Exercise objective:
Which lines contain the word "litros"? Return each of them as written.

-- start Dataset entries --

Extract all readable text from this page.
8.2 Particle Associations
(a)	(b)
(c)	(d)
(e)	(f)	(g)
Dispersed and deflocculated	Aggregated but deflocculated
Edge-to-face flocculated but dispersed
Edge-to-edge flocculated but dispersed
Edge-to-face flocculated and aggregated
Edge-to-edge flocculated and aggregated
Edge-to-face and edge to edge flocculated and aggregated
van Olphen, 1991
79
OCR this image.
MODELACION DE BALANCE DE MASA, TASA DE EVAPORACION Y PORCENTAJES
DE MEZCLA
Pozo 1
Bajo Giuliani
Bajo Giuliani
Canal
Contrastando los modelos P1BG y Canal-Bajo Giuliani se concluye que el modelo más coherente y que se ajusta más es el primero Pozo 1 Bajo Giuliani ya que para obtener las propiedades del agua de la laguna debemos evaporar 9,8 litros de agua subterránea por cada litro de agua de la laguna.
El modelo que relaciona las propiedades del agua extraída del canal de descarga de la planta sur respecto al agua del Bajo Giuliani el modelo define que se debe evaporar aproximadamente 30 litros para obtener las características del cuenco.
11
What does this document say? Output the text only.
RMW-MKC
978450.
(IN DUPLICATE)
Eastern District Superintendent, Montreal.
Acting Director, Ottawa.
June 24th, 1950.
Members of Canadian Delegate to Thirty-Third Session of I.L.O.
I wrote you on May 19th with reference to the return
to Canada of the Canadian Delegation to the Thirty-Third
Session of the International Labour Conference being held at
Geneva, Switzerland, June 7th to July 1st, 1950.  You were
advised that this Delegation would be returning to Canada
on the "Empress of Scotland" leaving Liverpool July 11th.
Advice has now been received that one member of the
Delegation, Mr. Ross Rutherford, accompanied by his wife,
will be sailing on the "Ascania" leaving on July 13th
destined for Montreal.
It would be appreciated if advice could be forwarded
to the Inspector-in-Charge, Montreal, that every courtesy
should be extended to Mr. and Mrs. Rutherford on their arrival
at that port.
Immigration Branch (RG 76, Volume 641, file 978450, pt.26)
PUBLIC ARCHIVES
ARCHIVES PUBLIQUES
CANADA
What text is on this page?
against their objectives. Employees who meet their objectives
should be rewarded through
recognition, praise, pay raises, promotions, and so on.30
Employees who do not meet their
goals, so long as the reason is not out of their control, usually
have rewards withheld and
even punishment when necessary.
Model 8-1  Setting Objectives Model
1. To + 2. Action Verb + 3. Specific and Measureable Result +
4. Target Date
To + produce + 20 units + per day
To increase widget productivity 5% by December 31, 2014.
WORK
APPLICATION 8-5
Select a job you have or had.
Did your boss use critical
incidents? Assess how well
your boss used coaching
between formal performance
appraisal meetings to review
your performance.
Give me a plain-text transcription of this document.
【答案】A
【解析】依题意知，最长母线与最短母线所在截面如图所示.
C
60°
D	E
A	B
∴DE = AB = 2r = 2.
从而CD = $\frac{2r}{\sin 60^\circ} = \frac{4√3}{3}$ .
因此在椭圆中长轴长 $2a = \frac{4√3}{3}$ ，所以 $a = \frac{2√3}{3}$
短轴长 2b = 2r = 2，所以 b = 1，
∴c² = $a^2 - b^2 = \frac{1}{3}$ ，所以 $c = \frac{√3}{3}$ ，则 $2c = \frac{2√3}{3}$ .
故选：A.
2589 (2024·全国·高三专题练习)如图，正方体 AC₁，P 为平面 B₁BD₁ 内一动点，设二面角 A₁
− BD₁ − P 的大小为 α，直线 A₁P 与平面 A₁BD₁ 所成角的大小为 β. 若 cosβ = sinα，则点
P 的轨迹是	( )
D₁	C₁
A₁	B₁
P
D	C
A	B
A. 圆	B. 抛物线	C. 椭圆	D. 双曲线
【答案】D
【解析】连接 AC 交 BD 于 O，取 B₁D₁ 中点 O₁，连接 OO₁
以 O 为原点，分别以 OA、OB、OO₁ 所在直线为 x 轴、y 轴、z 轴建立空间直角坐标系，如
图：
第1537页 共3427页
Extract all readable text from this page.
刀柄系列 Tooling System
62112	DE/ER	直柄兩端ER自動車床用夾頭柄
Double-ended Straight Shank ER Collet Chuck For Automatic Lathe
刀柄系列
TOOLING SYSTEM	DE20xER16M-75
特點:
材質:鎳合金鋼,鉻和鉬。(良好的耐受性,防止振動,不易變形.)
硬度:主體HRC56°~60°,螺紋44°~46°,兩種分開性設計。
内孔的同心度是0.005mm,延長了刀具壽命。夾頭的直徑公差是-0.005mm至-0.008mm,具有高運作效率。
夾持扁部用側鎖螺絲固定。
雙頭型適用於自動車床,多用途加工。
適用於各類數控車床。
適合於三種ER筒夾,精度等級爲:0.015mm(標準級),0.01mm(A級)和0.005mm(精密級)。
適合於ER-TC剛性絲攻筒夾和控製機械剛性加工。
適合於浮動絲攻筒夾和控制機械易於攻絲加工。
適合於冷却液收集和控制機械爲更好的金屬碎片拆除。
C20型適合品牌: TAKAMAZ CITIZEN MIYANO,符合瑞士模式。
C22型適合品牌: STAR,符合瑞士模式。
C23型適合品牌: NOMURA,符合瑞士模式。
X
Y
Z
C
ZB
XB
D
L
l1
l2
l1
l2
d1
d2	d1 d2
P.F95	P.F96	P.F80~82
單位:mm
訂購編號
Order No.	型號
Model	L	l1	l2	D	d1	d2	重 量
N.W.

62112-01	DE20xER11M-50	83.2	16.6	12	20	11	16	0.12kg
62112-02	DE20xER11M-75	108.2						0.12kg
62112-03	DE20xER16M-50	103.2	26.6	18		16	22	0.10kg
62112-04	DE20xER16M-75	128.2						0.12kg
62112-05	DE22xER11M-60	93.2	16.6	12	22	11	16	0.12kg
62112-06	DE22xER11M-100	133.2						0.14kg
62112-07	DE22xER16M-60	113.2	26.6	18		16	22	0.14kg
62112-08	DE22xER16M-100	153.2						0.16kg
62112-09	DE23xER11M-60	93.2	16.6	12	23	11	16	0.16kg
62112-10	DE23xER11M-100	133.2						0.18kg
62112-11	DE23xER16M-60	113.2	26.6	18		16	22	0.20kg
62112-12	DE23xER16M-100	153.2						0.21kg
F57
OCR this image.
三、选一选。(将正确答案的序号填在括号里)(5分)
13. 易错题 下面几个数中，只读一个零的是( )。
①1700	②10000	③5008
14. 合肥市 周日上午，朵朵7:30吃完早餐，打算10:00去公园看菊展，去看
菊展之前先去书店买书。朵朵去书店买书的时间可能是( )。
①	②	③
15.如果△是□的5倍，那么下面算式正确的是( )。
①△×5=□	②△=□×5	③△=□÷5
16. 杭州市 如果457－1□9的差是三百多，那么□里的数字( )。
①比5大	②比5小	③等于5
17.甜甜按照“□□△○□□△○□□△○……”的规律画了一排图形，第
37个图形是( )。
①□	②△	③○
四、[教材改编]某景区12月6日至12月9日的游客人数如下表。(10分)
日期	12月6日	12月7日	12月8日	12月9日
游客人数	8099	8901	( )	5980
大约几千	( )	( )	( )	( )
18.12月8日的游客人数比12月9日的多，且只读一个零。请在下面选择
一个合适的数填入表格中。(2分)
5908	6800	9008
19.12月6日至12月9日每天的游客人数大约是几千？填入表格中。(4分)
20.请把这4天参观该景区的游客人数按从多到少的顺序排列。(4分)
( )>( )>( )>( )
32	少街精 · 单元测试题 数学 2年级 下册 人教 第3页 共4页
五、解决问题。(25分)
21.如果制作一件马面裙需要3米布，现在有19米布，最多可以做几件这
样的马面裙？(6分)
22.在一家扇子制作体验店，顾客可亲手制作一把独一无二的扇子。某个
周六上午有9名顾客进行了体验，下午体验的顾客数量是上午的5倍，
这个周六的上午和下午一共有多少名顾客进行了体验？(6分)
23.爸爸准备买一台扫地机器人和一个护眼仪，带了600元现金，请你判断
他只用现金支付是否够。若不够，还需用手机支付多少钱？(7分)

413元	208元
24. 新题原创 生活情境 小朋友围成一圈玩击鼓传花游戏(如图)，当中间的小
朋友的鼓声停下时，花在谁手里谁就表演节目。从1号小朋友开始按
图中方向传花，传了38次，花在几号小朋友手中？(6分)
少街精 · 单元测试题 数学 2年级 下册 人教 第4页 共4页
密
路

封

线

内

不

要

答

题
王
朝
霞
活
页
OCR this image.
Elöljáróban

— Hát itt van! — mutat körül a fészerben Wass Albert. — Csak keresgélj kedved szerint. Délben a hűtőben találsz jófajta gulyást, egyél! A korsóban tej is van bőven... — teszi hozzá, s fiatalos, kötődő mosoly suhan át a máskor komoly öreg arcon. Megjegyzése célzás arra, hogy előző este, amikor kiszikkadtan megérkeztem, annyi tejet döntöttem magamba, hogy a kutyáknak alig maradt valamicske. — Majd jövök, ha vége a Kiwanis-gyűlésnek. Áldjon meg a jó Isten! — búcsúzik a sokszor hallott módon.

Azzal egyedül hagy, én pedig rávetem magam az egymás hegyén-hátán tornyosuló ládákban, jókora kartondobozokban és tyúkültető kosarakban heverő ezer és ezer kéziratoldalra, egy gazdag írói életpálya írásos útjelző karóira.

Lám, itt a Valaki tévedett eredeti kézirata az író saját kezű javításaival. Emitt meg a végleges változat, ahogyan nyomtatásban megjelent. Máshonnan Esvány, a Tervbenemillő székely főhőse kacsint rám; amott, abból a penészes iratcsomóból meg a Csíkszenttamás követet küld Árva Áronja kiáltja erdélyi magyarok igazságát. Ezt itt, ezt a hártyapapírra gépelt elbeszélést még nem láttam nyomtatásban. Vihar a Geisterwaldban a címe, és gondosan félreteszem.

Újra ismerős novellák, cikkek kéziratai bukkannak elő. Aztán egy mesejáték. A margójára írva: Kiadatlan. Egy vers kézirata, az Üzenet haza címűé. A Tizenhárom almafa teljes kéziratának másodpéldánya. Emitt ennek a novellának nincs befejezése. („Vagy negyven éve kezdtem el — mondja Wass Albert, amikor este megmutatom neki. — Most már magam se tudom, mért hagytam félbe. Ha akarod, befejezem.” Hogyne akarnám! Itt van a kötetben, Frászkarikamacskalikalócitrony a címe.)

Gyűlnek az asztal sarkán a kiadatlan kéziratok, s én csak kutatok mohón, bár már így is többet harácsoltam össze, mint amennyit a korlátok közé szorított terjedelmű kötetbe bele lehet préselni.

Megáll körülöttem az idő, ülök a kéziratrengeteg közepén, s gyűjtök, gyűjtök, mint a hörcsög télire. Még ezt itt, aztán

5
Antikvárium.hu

-- end Dataset entries --

Result of the task:
Contrastando los modelos P1BG y Canal-Bajo Giuliani se concluye que el modelo más coherente y que se ajusta más es el primero Pozo 1 Bajo Giuliani ya que para obtener las propiedades del agua de la laguna debemos evaporar 9,8 litros de agua subterránea por cada litro de agua de la laguna.
El modelo que relaciona las propiedades del agua extraída del canal de descarga de la planta sur respecto al agua del Bajo Giuliani el modelo define que se debe evaporar aproximadamente 30 litros para obtener las características del cuenco.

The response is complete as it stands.